** start Record excerpts **

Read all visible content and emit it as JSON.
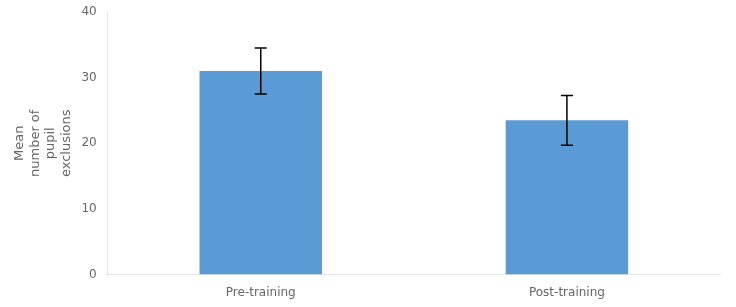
{
  "chart_data": {
    "type": "bar",
    "categories": [
      "Pre-training",
      "Post-training"
    ],
    "values": [
      31.0,
      23.5
    ],
    "errors": [
      3.5,
      3.8
    ],
    "color": "#5B9BD5",
    "ylabel": "Mean\nnumber of\npupil\nexclusions",
    "ylim": [
      0,
      40
    ],
    "yticks": [
      0,
      10,
      20,
      30,
      40
    ],
    "grid": false
  }
}
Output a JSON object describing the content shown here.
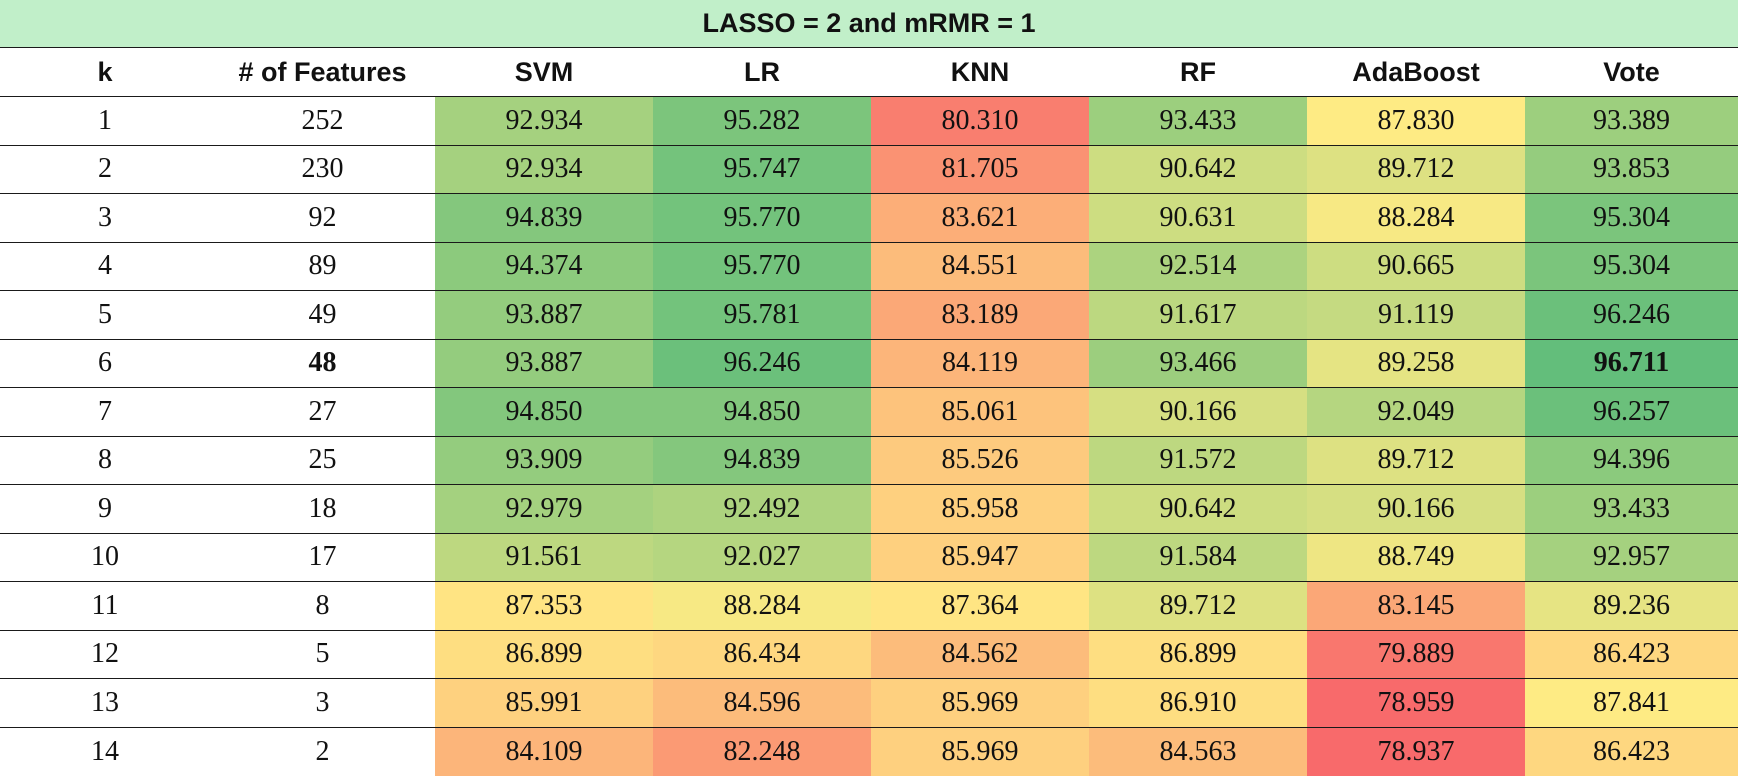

** end Record excerpts **

Reproduce the material word for word, minus the images.

Read all visible content and emit it as JSON.
{
  "chart_data": {
    "type": "bar",
    "categories": [
      "Pre-training",
      "Post-training"
    ],
    "values": [
      31.0,
      23.5
    ],
    "errors": [
      3.5,
      3.8
    ],
    "color": "#5B9BD5",
    "ylabel": "Mean\nnumber of\npupil\nexclusions",
    "ylim": [
      0,
      40
    ],
    "yticks": [
      0,
      10,
      20,
      30,
      40
    ],
    "grid": false
  }
}
Output a JSON object describing the content shown here.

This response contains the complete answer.